Information shown >>

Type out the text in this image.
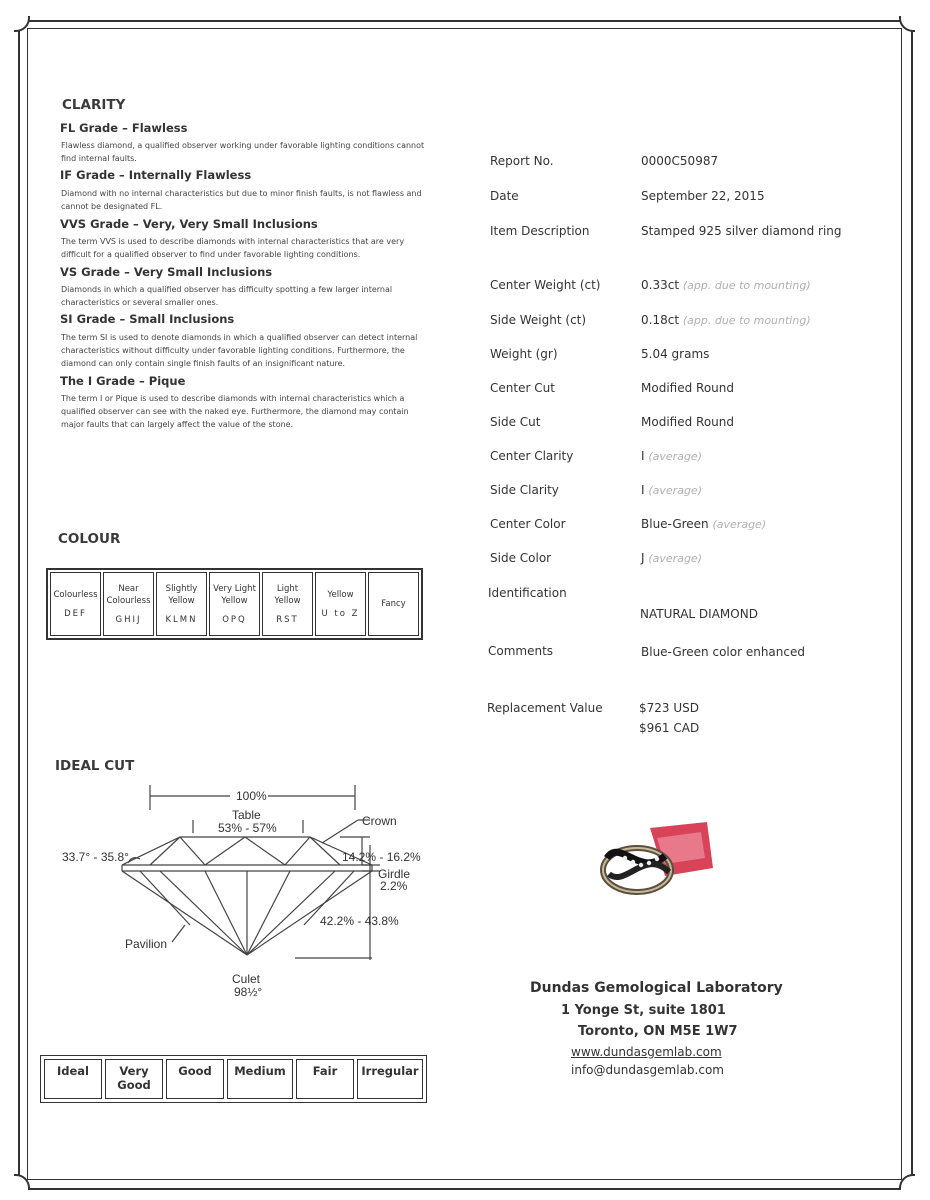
CLARITY
FL Grade – Flawless
Flawless diamond, a qualified observer working under favorable lighting conditions cannot find internal faults.
IF Grade – Internally Flawless
Diamond with no internal characteristics but due to minor finish faults, is not flawless and cannot be designated FL.
VVS Grade – Very, Very Small Inclusions
The term VVS is used to describe diamonds with internal characteristics that are very difficult for a qualified observer to find under favorable lighting conditions.
VS Grade – Very Small Inclusions
Diamonds in which a qualified observer has difficulty spotting a few larger internal characteristics or several smaller ones.
SI Grade – Small Inclusions
The term SI is used to denote diamonds in which a qualified observer can detect internal characteristics without difficulty under favorable lighting conditions. Furthermore, the diamond can only contain single finish faults of an insignificant nature.
The I Grade – Pique
The term I or Pique is used to describe diamonds with internal characteristics which a qualified observer can see with the naked eye. Furthermore, the diamond may contain major faults that can largely affect the value of the stone.
COLOUR
Colourless
DEF

Near Colourless
GHIJ

Slightly Yellow
KLMN

Very Light Yellow
OPQ

Light Yellow
RST

Yellow
U to Z

Fancy
IDEAL CUT
100%
Table
53% - 57%	Crown
33.7° - 35.8°	14.2% - 16.2%
Girdle
2.2%
42.2% - 43.8%
Pavilion
Culet
98½°
Ideal	Very Good	Good	Medium	Fair	Irregular
Report No.	0000C50987
Date	September 22, 2015
Item Description	Stamped 925 silver diamond ring
Center Weight (ct)	0.33ct (app. due to mounting)
Side Weight (ct)	0.18ct (app. due to mounting)
Weight (gr)	5.04 grams
Center Cut	Modified Round
Side Cut	Modified Round
Center Clarity	I (average)
Side Clarity	I (average)
Center Color	Blue-Green (average)
Side Color	J (average)
Identification
NATURAL DIAMOND
Comments	Blue-Green color enhanced
Replacement Value	$723 USD
$961 CAD
Dundas Gemological Laboratory
1 Yonge St, suite 1801
Toronto, ON M5E 1W7
www.dundasgemlab.com
info@dundasgemlab.com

Given instruction >> Restate the whole listing above exactly, except for its images.

Answer for this exercise >>
Type out the text in this image.
CLARITY
FL Grade – Flawless
Flawless diamond, a qualified observer working under favorable lighting conditions cannot find internal faults.
IF Grade – Internally Flawless
Diamond with no internal characteristics but due to minor finish faults, is not flawless and cannot be designated FL.
VVS Grade – Very, Very Small Inclusions
The term VVS is used to describe diamonds with internal characteristics that are very difficult for a qualified observer to find under favorable lighting conditions.
VS Grade – Very Small Inclusions
Diamonds in which a qualified observer has difficulty spotting a few larger internal characteristics or several smaller ones.
SI Grade – Small Inclusions
The term SI is used to denote diamonds in which a qualified observer can detect internal characteristics without difficulty under favorable lighting conditions. Furthermore, the diamond can only contain single finish faults of an insignificant nature.
The I Grade – Pique
The term I or Pique is used to describe diamonds with internal characteristics which a qualified observer can see with the naked eye. Furthermore, the diamond may contain major faults that can largely affect the value of the stone.
COLOUR
Colourless
DEF

Near Colourless
GHIJ

Slightly Yellow
KLMN

Very Light Yellow
OPQ

Light Yellow
RST

Yellow
U to Z

Fancy
IDEAL CUT
100%
Table
53% - 57%	Crown
33.7° - 35.8°	14.2% - 16.2%
Girdle
2.2%
42.2% - 43.8%
Pavilion
Culet
98½°
Ideal	Very Good	Good	Medium	Fair	Irregular
Report No.	0000C50987
Date	September 22, 2015
Item Description	Stamped 925 silver diamond ring
Center Weight (ct)	0.33ct (app. due to mounting)
Side Weight (ct)	0.18ct (app. due to mounting)
Weight (gr)	5.04 grams
Center Cut	Modified Round
Side Cut	Modified Round
Center Clarity	I (average)
Side Clarity	I (average)
Center Color	Blue-Green (average)
Side Color	J (average)
Identification
NATURAL DIAMOND
Comments	Blue-Green color enhanced
Replacement Value	$723 USD
$961 CAD
Dundas Gemological Laboratory
1 Yonge St, suite 1801
Toronto, ON M5E 1W7
www.dundasgemlab.com
info@dundasgemlab.com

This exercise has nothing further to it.